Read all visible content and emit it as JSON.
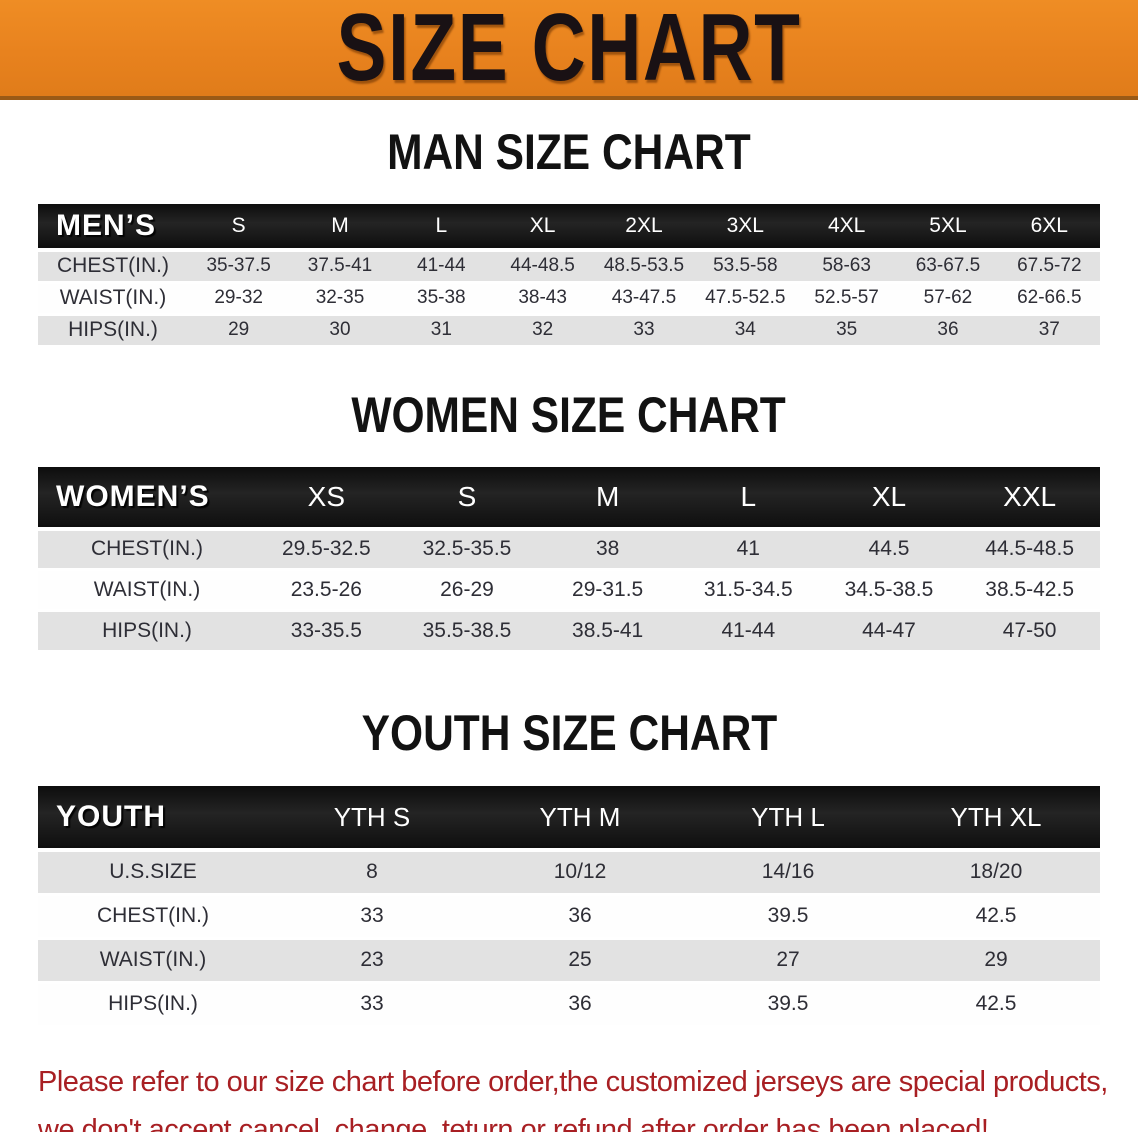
{
  "banner": {
    "title": "SIZE CHART",
    "bg_color": "#e8821e",
    "text_color": "#191114"
  },
  "colors": {
    "table_header_bg": "#191919",
    "table_header_text": "#ffffff",
    "row_gray": "#e2e2e2",
    "row_white": "#fefefe",
    "footnote_red": "#a81f23"
  },
  "men": {
    "heading": "MAN SIZE CHART",
    "header_label": "MEN’S",
    "columns": [
      "S",
      "M",
      "L",
      "XL",
      "2XL",
      "3XL",
      "4XL",
      "5XL",
      "6XL"
    ],
    "rows": [
      {
        "label": "CHEST(IN.)",
        "values": [
          "35-37.5",
          "37.5-41",
          "41-44",
          "44-48.5",
          "48.5-53.5",
          "53.5-58",
          "58-63",
          "63-67.5",
          "67.5-72"
        ]
      },
      {
        "label": "WAIST(IN.)",
        "values": [
          "29-32",
          "32-35",
          "35-38",
          "38-43",
          "43-47.5",
          "47.5-52.5",
          "52.5-57",
          "57-62",
          "62-66.5"
        ]
      },
      {
        "label": "HIPS(IN.)",
        "values": [
          "29",
          "30",
          "31",
          "32",
          "33",
          "34",
          "35",
          "36",
          "37"
        ]
      }
    ]
  },
  "women": {
    "heading": "WOMEN SIZE CHART",
    "header_label": "WOMEN’S",
    "columns": [
      "XS",
      "S",
      "M",
      "L",
      "XL",
      "XXL"
    ],
    "rows": [
      {
        "label": "CHEST(IN.)",
        "values": [
          "29.5-32.5",
          "32.5-35.5",
          "38",
          "41",
          "44.5",
          "44.5-48.5"
        ]
      },
      {
        "label": "WAIST(IN.)",
        "values": [
          "23.5-26",
          "26-29",
          "29-31.5",
          "31.5-34.5",
          "34.5-38.5",
          "38.5-42.5"
        ]
      },
      {
        "label": "HIPS(IN.)",
        "values": [
          "33-35.5",
          "35.5-38.5",
          "38.5-41",
          "41-44",
          "44-47",
          "47-50"
        ]
      }
    ]
  },
  "youth": {
    "heading": "YOUTH SIZE CHART",
    "header_label": "YOUTH",
    "columns": [
      "YTH S",
      "YTH M",
      "YTH L",
      "YTH XL"
    ],
    "rows": [
      {
        "label": "U.S.SIZE",
        "values": [
          "8",
          "10/12",
          "14/16",
          "18/20"
        ]
      },
      {
        "label": "CHEST(IN.)",
        "values": [
          "33",
          "36",
          "39.5",
          "42.5"
        ]
      },
      {
        "label": "WAIST(IN.)",
        "values": [
          "23",
          "25",
          "27",
          "29"
        ]
      },
      {
        "label": "HIPS(IN.)",
        "values": [
          "33",
          "36",
          "39.5",
          "42.5"
        ]
      }
    ]
  },
  "footnote": {
    "line1": "Please refer to our size chart before order,the customized jerseys are special products,",
    "line2": "we don't accept cancel, change, teturn or refund after order has been placed!"
  }
}
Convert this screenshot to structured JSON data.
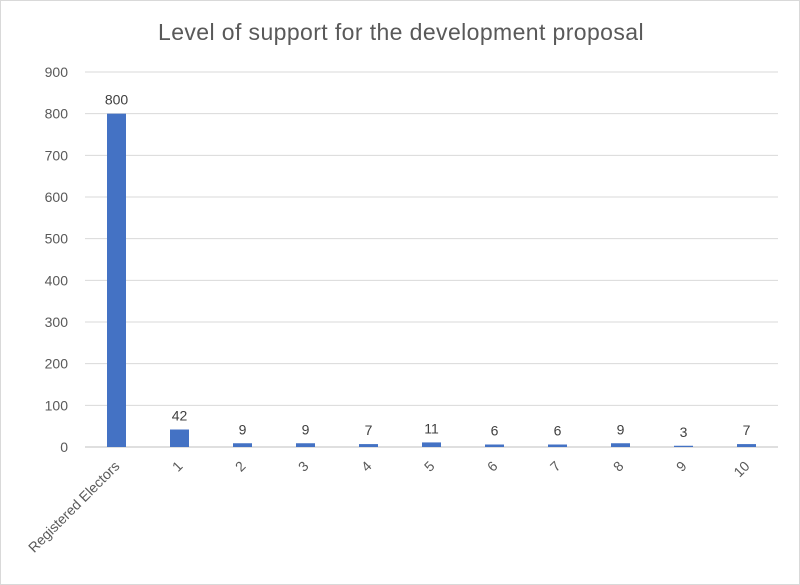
{
  "chart_data": {
    "type": "bar",
    "title": "Level of support for the development proposal",
    "categories": [
      "Registered Electors",
      "1",
      "2",
      "3",
      "4",
      "5",
      "6",
      "7",
      "8",
      "9",
      "10"
    ],
    "values": [
      800,
      42,
      9,
      9,
      7,
      11,
      6,
      6,
      9,
      3,
      7
    ],
    "ylim": [
      0,
      900
    ],
    "yticks": [
      0,
      100,
      200,
      300,
      400,
      500,
      600,
      700,
      800,
      900
    ],
    "grid": true,
    "legend": "none",
    "bar_color": "#4472C4",
    "data_labels": true
  }
}
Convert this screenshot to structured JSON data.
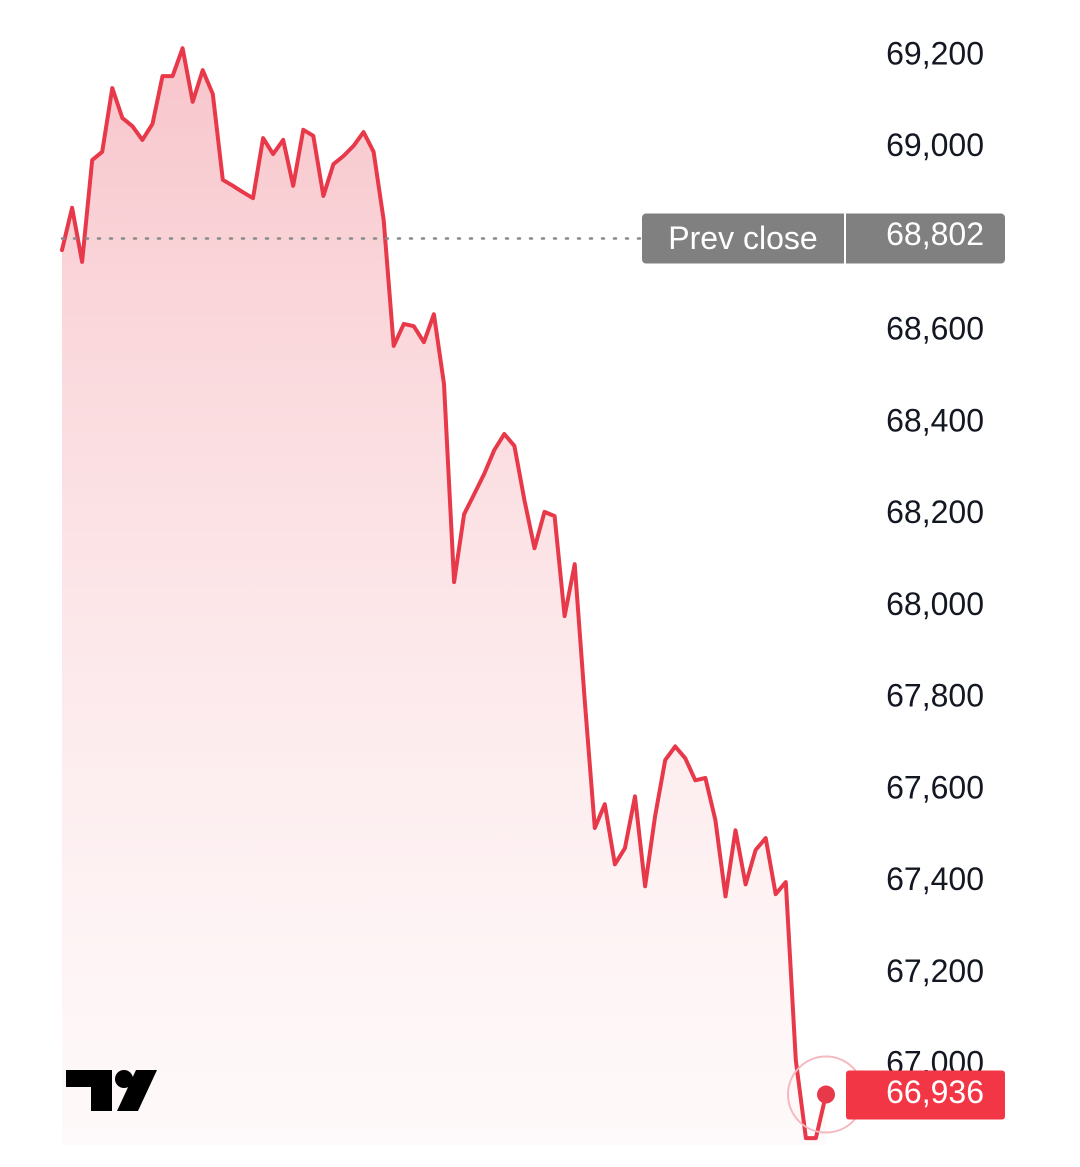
{
  "chart_data": {
    "type": "area",
    "color": "#e8394a",
    "values": [
      68777,
      68869,
      68751,
      68973,
      68991,
      69130,
      69065,
      69047,
      69017,
      69052,
      69156,
      69156,
      69217,
      69100,
      69169,
      69117,
      68930,
      68917,
      68903,
      68890,
      69021,
      68986,
      69017,
      68917,
      69039,
      69026,
      68895,
      68964,
      68982,
      69004,
      69034,
      68991,
      68842,
      68568,
      68616,
      68611,
      68576,
      68637,
      68485,
      68053,
      68201,
      68245,
      68289,
      68341,
      68376,
      68350,
      68232,
      68127,
      68206,
      68197,
      67979,
      68092,
      67796,
      67517,
      67569,
      67438,
      67473,
      67586,
      67390,
      67543,
      67665,
      67695,
      67669,
      67621,
      67626,
      67534,
      67368,
      67512,
      67394,
      67469,
      67495,
      67373,
      67399,
      67011,
      66841,
      66841,
      66936
    ],
    "last_value_label": "66,936",
    "ylim": [
      66826,
      69322
    ],
    "yticks": [
      {
        "value": 67000,
        "label": "67,000"
      },
      {
        "value": 67200,
        "label": "67,200"
      },
      {
        "value": 67400,
        "label": "67,400"
      },
      {
        "value": 67600,
        "label": "67,600"
      },
      {
        "value": 67800,
        "label": "67,800"
      },
      {
        "value": 68000,
        "label": "68,000"
      },
      {
        "value": 68200,
        "label": "68,200"
      },
      {
        "value": 68400,
        "label": "68,400"
      },
      {
        "value": 68600,
        "label": "68,600"
      },
      {
        "value": 69000,
        "label": "69,000"
      },
      {
        "value": 69200,
        "label": "69,200"
      }
    ],
    "prev_close": {
      "label": "Prev close",
      "value": 68802,
      "value_label": "68,802"
    }
  }
}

PROBLEM REQUIREMENTS:
Quote the listing above in full, except for the pictures.

SOLUTION FOR THIS PROBLEM:
Read all visible content and emit it as JSON.
{
  "banner": {
    "title": "SIZE CHART",
    "bg_color": "#e8821e",
    "text_color": "#191114"
  },
  "colors": {
    "table_header_bg": "#191919",
    "table_header_text": "#ffffff",
    "row_gray": "#e2e2e2",
    "row_white": "#fefefe",
    "footnote_red": "#a81f23"
  },
  "men": {
    "heading": "MAN SIZE CHART",
    "header_label": "MEN’S",
    "columns": [
      "S",
      "M",
      "L",
      "XL",
      "2XL",
      "3XL",
      "4XL",
      "5XL",
      "6XL"
    ],
    "rows": [
      {
        "label": "CHEST(IN.)",
        "values": [
          "35-37.5",
          "37.5-41",
          "41-44",
          "44-48.5",
          "48.5-53.5",
          "53.5-58",
          "58-63",
          "63-67.5",
          "67.5-72"
        ]
      },
      {
        "label": "WAIST(IN.)",
        "values": [
          "29-32",
          "32-35",
          "35-38",
          "38-43",
          "43-47.5",
          "47.5-52.5",
          "52.5-57",
          "57-62",
          "62-66.5"
        ]
      },
      {
        "label": "HIPS(IN.)",
        "values": [
          "29",
          "30",
          "31",
          "32",
          "33",
          "34",
          "35",
          "36",
          "37"
        ]
      }
    ]
  },
  "women": {
    "heading": "WOMEN SIZE CHART",
    "header_label": "WOMEN’S",
    "columns": [
      "XS",
      "S",
      "M",
      "L",
      "XL",
      "XXL"
    ],
    "rows": [
      {
        "label": "CHEST(IN.)",
        "values": [
          "29.5-32.5",
          "32.5-35.5",
          "38",
          "41",
          "44.5",
          "44.5-48.5"
        ]
      },
      {
        "label": "WAIST(IN.)",
        "values": [
          "23.5-26",
          "26-29",
          "29-31.5",
          "31.5-34.5",
          "34.5-38.5",
          "38.5-42.5"
        ]
      },
      {
        "label": "HIPS(IN.)",
        "values": [
          "33-35.5",
          "35.5-38.5",
          "38.5-41",
          "41-44",
          "44-47",
          "47-50"
        ]
      }
    ]
  },
  "youth": {
    "heading": "YOUTH SIZE CHART",
    "header_label": "YOUTH",
    "columns": [
      "YTH S",
      "YTH M",
      "YTH L",
      "YTH XL"
    ],
    "rows": [
      {
        "label": "U.S.SIZE",
        "values": [
          "8",
          "10/12",
          "14/16",
          "18/20"
        ]
      },
      {
        "label": "CHEST(IN.)",
        "values": [
          "33",
          "36",
          "39.5",
          "42.5"
        ]
      },
      {
        "label": "WAIST(IN.)",
        "values": [
          "23",
          "25",
          "27",
          "29"
        ]
      },
      {
        "label": "HIPS(IN.)",
        "values": [
          "33",
          "36",
          "39.5",
          "42.5"
        ]
      }
    ]
  },
  "footnote": {
    "line1": "Please refer to our size chart before order,the customized jerseys are special products,",
    "line2": "we don't accept cancel, change, teturn or refund after order has been placed!"
  }
}
Convert this screenshot to structured JSON data.
{
  "chart_data": {
    "type": "bar",
    "title": "Level of support for the development proposal",
    "categories": [
      "Registered Electors",
      "1",
      "2",
      "3",
      "4",
      "5",
      "6",
      "7",
      "8",
      "9",
      "10"
    ],
    "values": [
      800,
      42,
      9,
      9,
      7,
      11,
      6,
      6,
      9,
      3,
      7
    ],
    "ylim": [
      0,
      900
    ],
    "yticks": [
      0,
      100,
      200,
      300,
      400,
      500,
      600,
      700,
      800,
      900
    ],
    "grid": true,
    "legend": "none",
    "bar_color": "#4472C4",
    "data_labels": true
  }
}
Convert this screenshot to structured JSON data.
{
  "chart_data": {
    "type": "area",
    "color": "#e8394a",
    "values": [
      68777,
      68869,
      68751,
      68973,
      68991,
      69130,
      69065,
      69047,
      69017,
      69052,
      69156,
      69156,
      69217,
      69100,
      69169,
      69117,
      68930,
      68917,
      68903,
      68890,
      69021,
      68986,
      69017,
      68917,
      69039,
      69026,
      68895,
      68964,
      68982,
      69004,
      69034,
      68991,
      68842,
      68568,
      68616,
      68611,
      68576,
      68637,
      68485,
      68053,
      68201,
      68245,
      68289,
      68341,
      68376,
      68350,
      68232,
      68127,
      68206,
      68197,
      67979,
      68092,
      67796,
      67517,
      67569,
      67438,
      67473,
      67586,
      67390,
      67543,
      67665,
      67695,
      67669,
      67621,
      67626,
      67534,
      67368,
      67512,
      67394,
      67469,
      67495,
      67373,
      67399,
      67011,
      66841,
      66841,
      66936
    ],
    "last_value_label": "66,936",
    "ylim": [
      66826,
      69322
    ],
    "yticks": [
      {
        "value": 67000,
        "label": "67,000"
      },
      {
        "value": 67200,
        "label": "67,200"
      },
      {
        "value": 67400,
        "label": "67,400"
      },
      {
        "value": 67600,
        "label": "67,600"
      },
      {
        "value": 67800,
        "label": "67,800"
      },
      {
        "value": 68000,
        "label": "68,000"
      },
      {
        "value": 68200,
        "label": "68,200"
      },
      {
        "value": 68400,
        "label": "68,400"
      },
      {
        "value": 68600,
        "label": "68,600"
      },
      {
        "value": 69000,
        "label": "69,000"
      },
      {
        "value": 69200,
        "label": "69,200"
      }
    ],
    "prev_close": {
      "label": "Prev close",
      "value": 68802,
      "value_label": "68,802"
    }
  }
}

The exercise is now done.